Passage provided:
•••••

prg(float _a = 0.f, float _b = 1.f) : a(_a), b(_b) {};
__host__ __device__
float operator()(const unsigned int n) const
{
thrust::default_random_engine rng;
thrust::uniform_real_distribution<float> dist(a, b);
rng.discard(n);
return dist(rng);
}
};
This will take in an integer value and output a value between a and b. Now we will populate our matrix with values between 0 and 10 with a thrust transform.
{
cv::cuda::GpuMat d_value(1, 100, CV_32F);
auto valueBegin = GpuMatBeginItr<float>(d_value);
auto valueEnd = GpuMatEndItr<float>(d_value);
thrust::transform(thrust::make_counting_iterator(0), thrust::make_counting_iterator(d_value.cols), valueBegin, prg(-1, 1));
cv::Mat h_value(d_value);
}
Sort a column of a GpuMat in place
Lets fill matrix elements with random values and an index. Afterwards we will sort the random numbers and the indecies.
{
cv::cuda::GpuMat d_data(1, 100, CV_32SC2);
// Thrust compatible begin and end iterators to channel 1 of this matrix
auto keyBegin = GpuMatBeginItr<int>(d_data, 1);
auto keyEnd = GpuMatEndItr<int>(d_data, 1);
// Thrust compatible begin and end iterators to channel 0 of this matrix
auto idxBegin = GpuMatBeginItr<int>(d_data, 0);
auto idxEnd = GpuMatEndItr<int>(d_data, 0);
// Fill the index channel with a sequence of numbers from 0 to 100
thrust::sequence(idxBegin, idxEnd);
// Fill the key channel with random numbers between 0 and 10. A counting iterator is used here to give an integer value for each location as an input to prg::operator()

•••••

Exercise directions: Please carry on the passage on using Thrust with OpenCV GpuMat, starting right after its last comment line. The entries after this point are separate material, unconnected to the passage on using Thrust with OpenCV GpuMat.

Recorded information:
•••••

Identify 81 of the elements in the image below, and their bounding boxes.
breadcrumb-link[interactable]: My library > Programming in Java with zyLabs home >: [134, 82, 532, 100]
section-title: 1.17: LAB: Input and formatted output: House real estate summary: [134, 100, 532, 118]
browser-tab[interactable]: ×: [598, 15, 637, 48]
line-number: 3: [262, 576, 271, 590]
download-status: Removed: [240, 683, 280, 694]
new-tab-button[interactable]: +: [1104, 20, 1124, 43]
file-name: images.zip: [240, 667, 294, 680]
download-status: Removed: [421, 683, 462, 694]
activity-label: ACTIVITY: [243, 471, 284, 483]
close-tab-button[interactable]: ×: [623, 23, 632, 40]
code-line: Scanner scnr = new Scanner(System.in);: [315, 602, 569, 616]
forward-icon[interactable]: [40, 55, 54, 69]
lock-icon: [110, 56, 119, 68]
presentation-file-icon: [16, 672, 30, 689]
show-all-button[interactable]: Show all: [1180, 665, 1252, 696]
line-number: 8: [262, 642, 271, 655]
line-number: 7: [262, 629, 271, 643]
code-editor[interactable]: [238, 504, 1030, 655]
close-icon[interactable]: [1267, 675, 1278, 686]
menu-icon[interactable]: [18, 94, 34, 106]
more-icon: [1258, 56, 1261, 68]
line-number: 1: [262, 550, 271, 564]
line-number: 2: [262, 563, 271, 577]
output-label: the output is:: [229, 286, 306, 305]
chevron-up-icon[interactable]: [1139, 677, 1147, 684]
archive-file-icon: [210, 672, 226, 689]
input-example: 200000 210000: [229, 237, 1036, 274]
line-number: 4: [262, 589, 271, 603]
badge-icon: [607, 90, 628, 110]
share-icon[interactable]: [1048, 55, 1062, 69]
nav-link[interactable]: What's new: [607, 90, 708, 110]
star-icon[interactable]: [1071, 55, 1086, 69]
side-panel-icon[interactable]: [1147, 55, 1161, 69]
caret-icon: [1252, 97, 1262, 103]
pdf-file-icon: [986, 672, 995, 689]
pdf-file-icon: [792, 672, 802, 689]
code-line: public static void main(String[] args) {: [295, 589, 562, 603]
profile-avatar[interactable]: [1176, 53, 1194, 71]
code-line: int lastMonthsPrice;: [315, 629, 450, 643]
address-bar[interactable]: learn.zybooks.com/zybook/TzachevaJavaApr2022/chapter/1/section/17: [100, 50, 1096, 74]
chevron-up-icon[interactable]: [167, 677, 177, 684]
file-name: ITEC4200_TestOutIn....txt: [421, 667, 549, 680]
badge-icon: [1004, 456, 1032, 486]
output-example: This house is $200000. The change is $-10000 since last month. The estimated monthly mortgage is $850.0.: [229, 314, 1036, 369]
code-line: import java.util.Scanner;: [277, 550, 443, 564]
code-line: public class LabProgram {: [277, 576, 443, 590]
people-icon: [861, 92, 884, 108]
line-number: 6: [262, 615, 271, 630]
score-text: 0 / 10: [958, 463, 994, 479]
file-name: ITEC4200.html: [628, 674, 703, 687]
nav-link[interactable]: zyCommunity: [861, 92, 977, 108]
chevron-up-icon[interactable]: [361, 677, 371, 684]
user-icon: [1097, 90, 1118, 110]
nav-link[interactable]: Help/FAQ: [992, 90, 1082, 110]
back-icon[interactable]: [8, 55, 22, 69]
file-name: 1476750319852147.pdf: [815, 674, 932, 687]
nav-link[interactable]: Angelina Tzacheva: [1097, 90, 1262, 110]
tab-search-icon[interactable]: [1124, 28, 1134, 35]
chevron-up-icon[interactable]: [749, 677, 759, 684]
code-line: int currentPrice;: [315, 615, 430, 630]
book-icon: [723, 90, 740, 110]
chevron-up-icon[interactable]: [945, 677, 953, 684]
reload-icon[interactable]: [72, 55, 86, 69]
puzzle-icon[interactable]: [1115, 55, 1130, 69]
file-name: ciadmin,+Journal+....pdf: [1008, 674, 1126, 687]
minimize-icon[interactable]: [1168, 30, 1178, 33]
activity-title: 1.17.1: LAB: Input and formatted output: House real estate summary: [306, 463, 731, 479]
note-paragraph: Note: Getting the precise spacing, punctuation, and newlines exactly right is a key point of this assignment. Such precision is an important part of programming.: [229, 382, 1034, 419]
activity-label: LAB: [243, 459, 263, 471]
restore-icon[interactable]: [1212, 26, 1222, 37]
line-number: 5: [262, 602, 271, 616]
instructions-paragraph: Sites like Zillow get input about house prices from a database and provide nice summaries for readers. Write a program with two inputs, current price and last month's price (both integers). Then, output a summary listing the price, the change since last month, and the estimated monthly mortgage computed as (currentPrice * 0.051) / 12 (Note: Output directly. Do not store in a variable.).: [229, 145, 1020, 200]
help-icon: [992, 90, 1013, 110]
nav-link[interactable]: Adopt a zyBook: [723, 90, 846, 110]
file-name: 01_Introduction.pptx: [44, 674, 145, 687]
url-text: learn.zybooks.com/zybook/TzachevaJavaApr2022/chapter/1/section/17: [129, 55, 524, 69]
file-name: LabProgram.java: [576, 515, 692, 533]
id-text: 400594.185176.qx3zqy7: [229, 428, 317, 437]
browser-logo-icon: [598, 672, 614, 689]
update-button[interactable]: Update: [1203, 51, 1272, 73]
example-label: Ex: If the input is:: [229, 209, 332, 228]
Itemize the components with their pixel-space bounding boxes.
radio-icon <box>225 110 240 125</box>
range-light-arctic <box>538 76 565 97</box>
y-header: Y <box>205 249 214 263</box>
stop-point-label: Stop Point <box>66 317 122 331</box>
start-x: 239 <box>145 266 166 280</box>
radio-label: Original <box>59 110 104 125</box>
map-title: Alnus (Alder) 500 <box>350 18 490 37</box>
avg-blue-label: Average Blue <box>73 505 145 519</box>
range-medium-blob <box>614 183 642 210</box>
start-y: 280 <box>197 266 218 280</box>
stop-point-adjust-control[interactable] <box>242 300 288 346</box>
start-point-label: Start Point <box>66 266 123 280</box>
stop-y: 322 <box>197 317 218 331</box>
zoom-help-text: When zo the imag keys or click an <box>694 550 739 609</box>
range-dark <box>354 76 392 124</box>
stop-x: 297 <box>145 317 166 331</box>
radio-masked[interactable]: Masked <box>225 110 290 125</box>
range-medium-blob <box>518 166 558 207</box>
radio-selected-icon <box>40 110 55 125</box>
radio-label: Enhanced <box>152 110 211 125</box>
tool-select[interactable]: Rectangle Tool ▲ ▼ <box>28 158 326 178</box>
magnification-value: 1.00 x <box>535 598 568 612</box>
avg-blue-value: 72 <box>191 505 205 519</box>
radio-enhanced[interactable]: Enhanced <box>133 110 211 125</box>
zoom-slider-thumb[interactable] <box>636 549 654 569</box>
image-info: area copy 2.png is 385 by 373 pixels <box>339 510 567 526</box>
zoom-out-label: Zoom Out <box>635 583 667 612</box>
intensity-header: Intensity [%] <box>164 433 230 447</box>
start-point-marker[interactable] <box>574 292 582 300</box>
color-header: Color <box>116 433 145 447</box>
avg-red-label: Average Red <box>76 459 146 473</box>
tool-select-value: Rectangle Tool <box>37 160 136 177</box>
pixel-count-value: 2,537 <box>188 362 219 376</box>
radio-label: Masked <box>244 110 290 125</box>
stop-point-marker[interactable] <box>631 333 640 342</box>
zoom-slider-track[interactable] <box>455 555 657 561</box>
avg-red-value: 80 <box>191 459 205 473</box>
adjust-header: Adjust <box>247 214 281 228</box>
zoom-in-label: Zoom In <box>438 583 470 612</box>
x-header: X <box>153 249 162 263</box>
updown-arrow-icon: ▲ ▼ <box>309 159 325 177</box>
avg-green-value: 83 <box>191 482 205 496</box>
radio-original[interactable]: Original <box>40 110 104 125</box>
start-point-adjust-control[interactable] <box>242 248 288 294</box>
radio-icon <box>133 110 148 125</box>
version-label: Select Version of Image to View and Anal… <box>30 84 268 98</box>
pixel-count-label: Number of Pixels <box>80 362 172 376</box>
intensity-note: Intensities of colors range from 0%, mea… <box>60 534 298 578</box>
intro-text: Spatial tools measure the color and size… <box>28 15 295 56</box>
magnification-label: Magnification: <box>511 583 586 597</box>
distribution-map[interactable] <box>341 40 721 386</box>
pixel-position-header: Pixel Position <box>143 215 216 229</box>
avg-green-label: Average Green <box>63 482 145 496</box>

•••••

Task answer:
thrust::transform(thrust::make_counting_iterator(0), thrust::make_counting_iterator(d_data.cols), keyBegin, prg(0, 10));
// Sort the key channel and index channel such that the keys and indecies stay together
thrust::sort_by_key(keyBegin, keyEnd, idxBegin);
cv::Mat h_idx(d_data);
}
Copy values greater than 0 to a new gpu matrix while using streams
In this example we're going to see how cv::cuda::Streams can be used with thrust. Unfortunately this specific example uses functions that must return results to the CPU so it isn't the optimal use of streams.
{
cv::cuda::GpuMat d_value(1, 100, CV_32F);
auto valueBegin = GpuMatBeginItr<float>(d_value);
auto valueEnd = GpuMatEndItr<float>(d_value);
cv::cuda::Stream stream;
//! [random_gen_stream]
// Same as the random generation code from before except now the transformation is being performed on a stream
thrust::transform(thrust::system::cuda::par.on(cv::cuda::StreamAccessor::getStream(stream)), thrust::make_counting_iterator(0), thrust::make_counting_iterator(d_value.cols), valueBegin, prg(-1, 1));
//! [random_gen_stream]
// Count the number of values we are going to copy
int count = thrust::count_if(thrust::system::cuda::par.on(cv::cuda::StreamAccessor::getStream(stream)), valueBegin, valueEnd, pred_greater<float>(0.0));
// Allocate a destination for copied values
cv::cuda::GpuMat d_valueGreater(1, count, CV_32F);
// Copy values that satisfy the predicate.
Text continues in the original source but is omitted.